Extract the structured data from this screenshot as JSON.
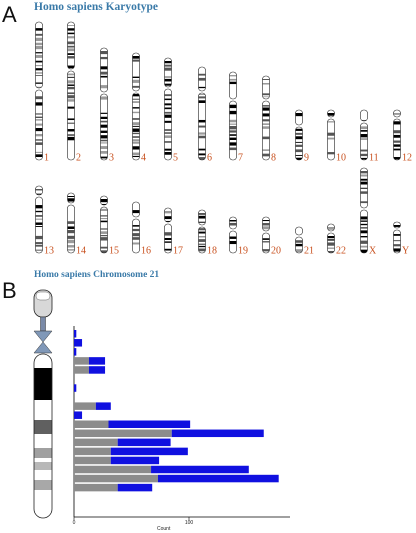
{
  "panel_a": {
    "letter": "A",
    "title": "Homo sapiens Karyotype",
    "chromosomes": [
      "1",
      "2",
      "3",
      "4",
      "5",
      "6",
      "7",
      "8",
      "9",
      "10",
      "11",
      "12",
      "13",
      "14",
      "15",
      "16",
      "17",
      "18",
      "19",
      "20",
      "21",
      "22",
      "X",
      "Y"
    ]
  },
  "panel_b": {
    "letter": "B",
    "title": "Homo sapiens Chromosome 21",
    "chart_data": {
      "type": "bar",
      "orientation": "horizontal",
      "stacked": true,
      "xlabel": "Count",
      "xticks": [
        "0",
        "100"
      ],
      "xlim": [
        0,
        180
      ],
      "colors": {
        "gray": "#8c8c8c",
        "blue": "#1010e0"
      },
      "rows": [
        {
          "gray": 0,
          "blue": 2
        },
        {
          "gray": 0,
          "blue": 7
        },
        {
          "gray": 0,
          "blue": 2
        },
        {
          "gray": 13,
          "blue": 14
        },
        {
          "gray": 13,
          "blue": 14
        },
        {
          "gray": 0,
          "blue": 0
        },
        {
          "gray": 0,
          "blue": 2
        },
        {
          "gray": 0,
          "blue": 0
        },
        {
          "gray": 19,
          "blue": 13
        },
        {
          "gray": 0,
          "blue": 7
        },
        {
          "gray": 30,
          "blue": 71
        },
        {
          "gray": 85,
          "blue": 80
        },
        {
          "gray": 38,
          "blue": 46
        },
        {
          "gray": 32,
          "blue": 67
        },
        {
          "gray": 32,
          "blue": 42
        },
        {
          "gray": 67,
          "blue": 85
        },
        {
          "gray": 73,
          "blue": 105
        },
        {
          "gray": 38,
          "blue": 30
        }
      ]
    }
  }
}
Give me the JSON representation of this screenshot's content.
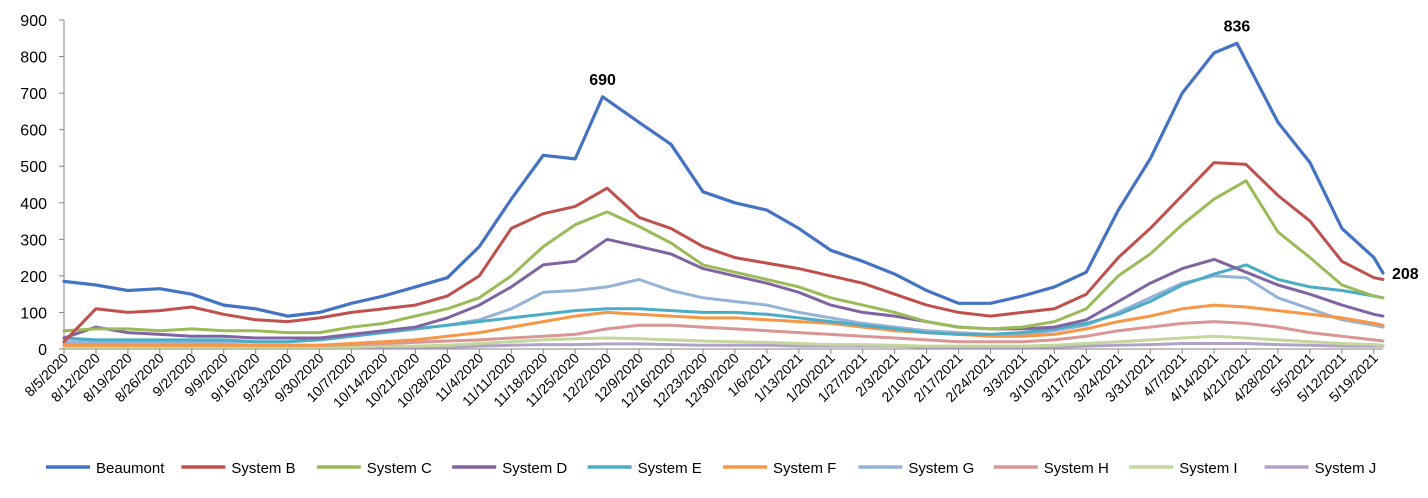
{
  "chart_data": {
    "type": "line",
    "title": "",
    "xlabel": "",
    "ylabel": "",
    "ylim": [
      0,
      900
    ],
    "yticks": [
      0,
      100,
      200,
      300,
      400,
      500,
      600,
      700,
      800,
      900
    ],
    "grid": false,
    "legend_position": "bottom",
    "x_start": "8/5/2020",
    "x_end": "5/21/2021",
    "x_tick_labels": [
      "8/5/2020",
      "8/12/2020",
      "8/19/2020",
      "8/26/2020",
      "9/2/2020",
      "9/9/2020",
      "9/16/2020",
      "9/23/2020",
      "9/30/2020",
      "10/7/2020",
      "10/14/2020",
      "10/21/2020",
      "10/28/2020",
      "11/4/2020",
      "11/11/2020",
      "11/18/2020",
      "11/25/2020",
      "12/2/2020",
      "12/9/2020",
      "12/16/2020",
      "12/23/2020",
      "12/30/2020",
      "1/6/2021",
      "1/13/2021",
      "1/20/2021",
      "1/27/2021",
      "2/3/2021",
      "2/10/2021",
      "2/17/2021",
      "2/24/2021",
      "3/3/2021",
      "3/10/2021",
      "3/17/2021",
      "3/24/2021",
      "3/31/2021",
      "4/7/2021",
      "4/14/2021",
      "4/21/2021",
      "4/28/2021",
      "5/5/2021",
      "5/12/2021",
      "5/19/2021"
    ],
    "series": [
      {
        "name": "Beaumont",
        "color": "#4472C4",
        "width": 3.2,
        "x": [
          "8/5/2020",
          "8/12/2020",
          "8/19/2020",
          "8/26/2020",
          "9/2/2020",
          "9/9/2020",
          "9/16/2020",
          "9/23/2020",
          "9/30/2020",
          "10/7/2020",
          "10/14/2020",
          "10/21/2020",
          "10/28/2020",
          "11/4/2020",
          "11/11/2020",
          "11/18/2020",
          "11/25/2020",
          "12/1/2020",
          "12/9/2020",
          "12/16/2020",
          "12/23/2020",
          "12/30/2020",
          "1/6/2021",
          "1/13/2021",
          "1/20/2021",
          "1/27/2021",
          "2/3/2021",
          "2/10/2021",
          "2/17/2021",
          "2/24/2021",
          "3/3/2021",
          "3/10/2021",
          "3/17/2021",
          "3/24/2021",
          "3/31/2021",
          "4/7/2021",
          "4/14/2021",
          "4/19/2021",
          "4/28/2021",
          "5/5/2021",
          "5/12/2021",
          "5/19/2021",
          "5/21/2021"
        ],
        "values": [
          185,
          175,
          160,
          165,
          150,
          120,
          110,
          90,
          100,
          125,
          145,
          170,
          195,
          280,
          410,
          530,
          520,
          690,
          620,
          560,
          430,
          400,
          380,
          330,
          270,
          240,
          205,
          160,
          125,
          125,
          145,
          170,
          210,
          380,
          520,
          700,
          810,
          836,
          620,
          510,
          330,
          250,
          208
        ]
      },
      {
        "name": "System B",
        "color": "#C0504D",
        "width": 3,
        "x": [
          "8/5/2020",
          "8/12/2020",
          "8/19/2020",
          "8/26/2020",
          "9/2/2020",
          "9/9/2020",
          "9/16/2020",
          "9/23/2020",
          "9/30/2020",
          "10/7/2020",
          "10/14/2020",
          "10/21/2020",
          "10/28/2020",
          "11/4/2020",
          "11/11/2020",
          "11/18/2020",
          "11/25/2020",
          "12/2/2020",
          "12/9/2020",
          "12/16/2020",
          "12/23/2020",
          "12/30/2020",
          "1/6/2021",
          "1/13/2021",
          "1/20/2021",
          "1/27/2021",
          "2/3/2021",
          "2/10/2021",
          "2/17/2021",
          "2/24/2021",
          "3/3/2021",
          "3/10/2021",
          "3/17/2021",
          "3/24/2021",
          "3/31/2021",
          "4/7/2021",
          "4/14/2021",
          "4/21/2021",
          "4/28/2021",
          "5/5/2021",
          "5/12/2021",
          "5/19/2021",
          "5/21/2021"
        ],
        "values": [
          20,
          110,
          100,
          105,
          115,
          95,
          80,
          75,
          85,
          100,
          110,
          120,
          145,
          200,
          330,
          370,
          390,
          440,
          360,
          330,
          280,
          250,
          235,
          220,
          200,
          180,
          150,
          120,
          100,
          90,
          100,
          110,
          150,
          250,
          330,
          420,
          510,
          505,
          420,
          350,
          240,
          195,
          190
        ]
      },
      {
        "name": "System C",
        "color": "#9BBB59",
        "width": 3,
        "x": [
          "8/5/2020",
          "8/12/2020",
          "8/19/2020",
          "8/26/2020",
          "9/2/2020",
          "9/9/2020",
          "9/16/2020",
          "9/23/2020",
          "9/30/2020",
          "10/7/2020",
          "10/14/2020",
          "10/21/2020",
          "10/28/2020",
          "11/4/2020",
          "11/11/2020",
          "11/18/2020",
          "11/25/2020",
          "12/2/2020",
          "12/9/2020",
          "12/16/2020",
          "12/23/2020",
          "12/30/2020",
          "1/6/2021",
          "1/13/2021",
          "1/20/2021",
          "1/27/2021",
          "2/3/2021",
          "2/10/2021",
          "2/17/2021",
          "2/24/2021",
          "3/3/2021",
          "3/10/2021",
          "3/17/2021",
          "3/24/2021",
          "3/31/2021",
          "4/7/2021",
          "4/14/2021",
          "4/21/2021",
          "4/28/2021",
          "5/5/2021",
          "5/12/2021",
          "5/19/2021",
          "5/21/2021"
        ],
        "values": [
          50,
          55,
          55,
          50,
          55,
          50,
          50,
          45,
          45,
          60,
          70,
          90,
          110,
          140,
          200,
          280,
          340,
          375,
          335,
          290,
          230,
          210,
          190,
          170,
          140,
          120,
          100,
          75,
          60,
          55,
          60,
          75,
          110,
          200,
          260,
          340,
          410,
          460,
          320,
          250,
          175,
          145,
          140
        ]
      },
      {
        "name": "System D",
        "color": "#8064A2",
        "width": 3,
        "x": [
          "8/5/2020",
          "8/12/2020",
          "8/19/2020",
          "8/26/2020",
          "9/2/2020",
          "9/9/2020",
          "9/16/2020",
          "9/23/2020",
          "9/30/2020",
          "10/7/2020",
          "10/14/2020",
          "10/21/2020",
          "10/28/2020",
          "11/4/2020",
          "11/11/2020",
          "11/18/2020",
          "11/25/2020",
          "12/2/2020",
          "12/9/2020",
          "12/16/2020",
          "12/23/2020",
          "12/30/2020",
          "1/6/2021",
          "1/13/2021",
          "1/20/2021",
          "1/27/2021",
          "2/3/2021",
          "2/10/2021",
          "2/17/2021",
          "2/24/2021",
          "3/3/2021",
          "3/10/2021",
          "3/17/2021",
          "3/24/2021",
          "3/31/2021",
          "4/7/2021",
          "4/14/2021",
          "4/21/2021",
          "4/28/2021",
          "5/5/2021",
          "5/12/2021",
          "5/19/2021",
          "5/21/2021"
        ],
        "values": [
          30,
          60,
          45,
          40,
          35,
          35,
          30,
          30,
          30,
          40,
          50,
          60,
          85,
          120,
          170,
          230,
          240,
          300,
          280,
          260,
          220,
          200,
          180,
          155,
          120,
          100,
          90,
          75,
          60,
          55,
          55,
          60,
          80,
          130,
          180,
          220,
          245,
          210,
          175,
          150,
          120,
          95,
          90
        ]
      },
      {
        "name": "System E",
        "color": "#4BACC6",
        "width": 3,
        "x": [
          "8/5/2020",
          "8/12/2020",
          "8/19/2020",
          "8/26/2020",
          "9/2/2020",
          "9/9/2020",
          "9/16/2020",
          "9/23/2020",
          "9/30/2020",
          "10/7/2020",
          "10/14/2020",
          "10/21/2020",
          "10/28/2020",
          "11/4/2020",
          "11/11/2020",
          "11/18/2020",
          "11/25/2020",
          "12/2/2020",
          "12/9/2020",
          "12/16/2020",
          "12/23/2020",
          "12/30/2020",
          "1/6/2021",
          "1/13/2021",
          "1/20/2021",
          "1/27/2021",
          "2/3/2021",
          "2/10/2021",
          "2/17/2021",
          "2/24/2021",
          "3/3/2021",
          "3/10/2021",
          "3/17/2021",
          "3/24/2021",
          "3/31/2021",
          "4/7/2021",
          "4/14/2021",
          "4/21/2021",
          "4/28/2021",
          "5/5/2021",
          "5/12/2021",
          "5/19/2021",
          "5/21/2021"
        ],
        "values": [
          30,
          25,
          25,
          25,
          25,
          25,
          20,
          20,
          25,
          35,
          45,
          55,
          65,
          75,
          85,
          95,
          105,
          110,
          110,
          105,
          100,
          100,
          95,
          85,
          75,
          65,
          55,
          45,
          40,
          40,
          45,
          55,
          70,
          95,
          130,
          175,
          205,
          230,
          190,
          170,
          160,
          145,
          140
        ]
      },
      {
        "name": "System F",
        "color": "#F79646",
        "width": 3,
        "x": [
          "8/5/2020",
          "8/12/2020",
          "8/19/2020",
          "8/26/2020",
          "9/2/2020",
          "9/9/2020",
          "9/16/2020",
          "9/23/2020",
          "9/30/2020",
          "10/7/2020",
          "10/14/2020",
          "10/21/2020",
          "10/28/2020",
          "11/4/2020",
          "11/11/2020",
          "11/18/2020",
          "11/25/2020",
          "12/2/2020",
          "12/9/2020",
          "12/16/2020",
          "12/23/2020",
          "12/30/2020",
          "1/6/2021",
          "1/13/2021",
          "1/20/2021",
          "1/27/2021",
          "2/3/2021",
          "2/10/2021",
          "2/17/2021",
          "2/24/2021",
          "3/3/2021",
          "3/10/2021",
          "3/17/2021",
          "3/24/2021",
          "3/31/2021",
          "4/7/2021",
          "4/14/2021",
          "4/21/2021",
          "4/28/2021",
          "5/5/2021",
          "5/12/2021",
          "5/19/2021",
          "5/21/2021"
        ],
        "values": [
          10,
          10,
          10,
          10,
          10,
          10,
          10,
          10,
          10,
          15,
          20,
          25,
          35,
          45,
          60,
          75,
          90,
          100,
          95,
          90,
          85,
          85,
          80,
          75,
          70,
          60,
          50,
          45,
          40,
          35,
          35,
          40,
          55,
          75,
          90,
          110,
          120,
          115,
          105,
          95,
          85,
          70,
          65
        ]
      },
      {
        "name": "System G",
        "color": "#95B3D7",
        "width": 3,
        "x": [
          "8/5/2020",
          "8/12/2020",
          "8/19/2020",
          "8/26/2020",
          "9/2/2020",
          "9/9/2020",
          "9/16/2020",
          "9/23/2020",
          "9/30/2020",
          "10/7/2020",
          "10/14/2020",
          "10/21/2020",
          "10/28/2020",
          "11/4/2020",
          "11/11/2020",
          "11/18/2020",
          "11/25/2020",
          "12/2/2020",
          "12/9/2020",
          "12/16/2020",
          "12/23/2020",
          "12/30/2020",
          "1/6/2021",
          "1/13/2021",
          "1/20/2021",
          "1/27/2021",
          "2/3/2021",
          "2/10/2021",
          "2/17/2021",
          "2/24/2021",
          "3/3/2021",
          "3/10/2021",
          "3/17/2021",
          "3/24/2021",
          "3/31/2021",
          "4/7/2021",
          "4/14/2021",
          "4/21/2021",
          "4/28/2021",
          "5/5/2021",
          "5/12/2021",
          "5/19/2021",
          "5/21/2021"
        ],
        "values": [
          20,
          20,
          20,
          20,
          20,
          20,
          20,
          20,
          25,
          35,
          45,
          55,
          65,
          80,
          110,
          155,
          160,
          170,
          190,
          160,
          140,
          130,
          120,
          100,
          85,
          70,
          60,
          50,
          45,
          40,
          40,
          50,
          65,
          100,
          140,
          180,
          200,
          195,
          140,
          110,
          80,
          65,
          60
        ]
      },
      {
        "name": "System H",
        "color": "#D99694",
        "width": 3,
        "x": [
          "8/5/2020",
          "8/12/2020",
          "8/19/2020",
          "8/26/2020",
          "9/2/2020",
          "9/9/2020",
          "9/16/2020",
          "9/23/2020",
          "9/30/2020",
          "10/7/2020",
          "10/14/2020",
          "10/21/2020",
          "10/28/2020",
          "11/4/2020",
          "11/11/2020",
          "11/18/2020",
          "11/25/2020",
          "12/2/2020",
          "12/9/2020",
          "12/16/2020",
          "12/23/2020",
          "12/30/2020",
          "1/6/2021",
          "1/13/2021",
          "1/20/2021",
          "1/27/2021",
          "2/3/2021",
          "2/10/2021",
          "2/17/2021",
          "2/24/2021",
          "3/3/2021",
          "3/10/2021",
          "3/17/2021",
          "3/24/2021",
          "3/31/2021",
          "4/7/2021",
          "4/14/2021",
          "4/21/2021",
          "4/28/2021",
          "5/5/2021",
          "5/12/2021",
          "5/19/2021",
          "5/21/2021"
        ],
        "values": [
          15,
          15,
          12,
          12,
          12,
          12,
          10,
          10,
          10,
          12,
          15,
          18,
          22,
          25,
          30,
          35,
          40,
          55,
          65,
          65,
          60,
          55,
          50,
          45,
          40,
          35,
          30,
          25,
          20,
          20,
          20,
          25,
          35,
          50,
          60,
          70,
          75,
          70,
          60,
          45,
          35,
          25,
          22
        ]
      },
      {
        "name": "System I",
        "color": "#C3D69B",
        "width": 3,
        "x": [
          "8/5/2020",
          "8/12/2020",
          "8/19/2020",
          "8/26/2020",
          "9/2/2020",
          "9/9/2020",
          "9/16/2020",
          "9/23/2020",
          "9/30/2020",
          "10/7/2020",
          "10/14/2020",
          "10/21/2020",
          "10/28/2020",
          "11/4/2020",
          "11/11/2020",
          "11/18/2020",
          "11/25/2020",
          "12/2/2020",
          "12/9/2020",
          "12/16/2020",
          "12/23/2020",
          "12/30/2020",
          "1/6/2021",
          "1/13/2021",
          "1/20/2021",
          "1/27/2021",
          "2/3/2021",
          "2/10/2021",
          "2/17/2021",
          "2/24/2021",
          "3/3/2021",
          "3/10/2021",
          "3/17/2021",
          "3/24/2021",
          "3/31/2021",
          "4/7/2021",
          "4/14/2021",
          "4/21/2021",
          "4/28/2021",
          "5/5/2021",
          "5/12/2021",
          "5/19/2021",
          "5/21/2021"
        ],
        "values": [
          5,
          5,
          5,
          5,
          5,
          5,
          5,
          5,
          5,
          5,
          8,
          8,
          10,
          15,
          20,
          25,
          28,
          30,
          28,
          25,
          22,
          20,
          18,
          15,
          12,
          12,
          10,
          8,
          8,
          8,
          8,
          10,
          15,
          20,
          25,
          30,
          35,
          30,
          25,
          20,
          15,
          12,
          10
        ]
      },
      {
        "name": "System J",
        "color": "#B3A2C7",
        "width": 3,
        "x": [
          "8/5/2020",
          "8/12/2020",
          "8/19/2020",
          "8/26/2020",
          "9/2/2020",
          "9/9/2020",
          "9/16/2020",
          "9/23/2020",
          "9/30/2020",
          "10/7/2020",
          "10/14/2020",
          "10/21/2020",
          "10/28/2020",
          "11/4/2020",
          "11/11/2020",
          "11/18/2020",
          "11/25/2020",
          "12/2/2020",
          "12/9/2020",
          "12/16/2020",
          "12/23/2020",
          "12/30/2020",
          "1/6/2021",
          "1/13/2021",
          "1/20/2021",
          "1/27/2021",
          "2/3/2021",
          "2/10/2021",
          "2/17/2021",
          "2/24/2021",
          "3/3/2021",
          "3/10/2021",
          "3/17/2021",
          "3/24/2021",
          "3/31/2021",
          "4/7/2021",
          "4/14/2021",
          "4/21/2021",
          "4/28/2021",
          "5/5/2021",
          "5/12/2021",
          "5/19/2021",
          "5/21/2021"
        ],
        "values": [
          5,
          5,
          5,
          5,
          5,
          5,
          5,
          5,
          5,
          5,
          5,
          5,
          5,
          8,
          10,
          12,
          12,
          14,
          14,
          12,
          10,
          10,
          10,
          8,
          8,
          8,
          8,
          5,
          5,
          5,
          5,
          5,
          8,
          10,
          12,
          15,
          15,
          15,
          12,
          10,
          8,
          8,
          8
        ]
      }
    ],
    "annotations": [
      {
        "text": "690",
        "x": "12/1/2020",
        "y": 690
      },
      {
        "text": "836",
        "x": "4/19/2021",
        "y": 836
      },
      {
        "text": "208",
        "x": "5/21/2021",
        "y": 208
      }
    ]
  }
}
-=-=-
### Task description
Extract every line containing the string "title" from the data above.

### Expected answer
    "title": "Homo sapiens Karyotype",
    "title": "Homo sapiens Chromosome 21",
    "title": "",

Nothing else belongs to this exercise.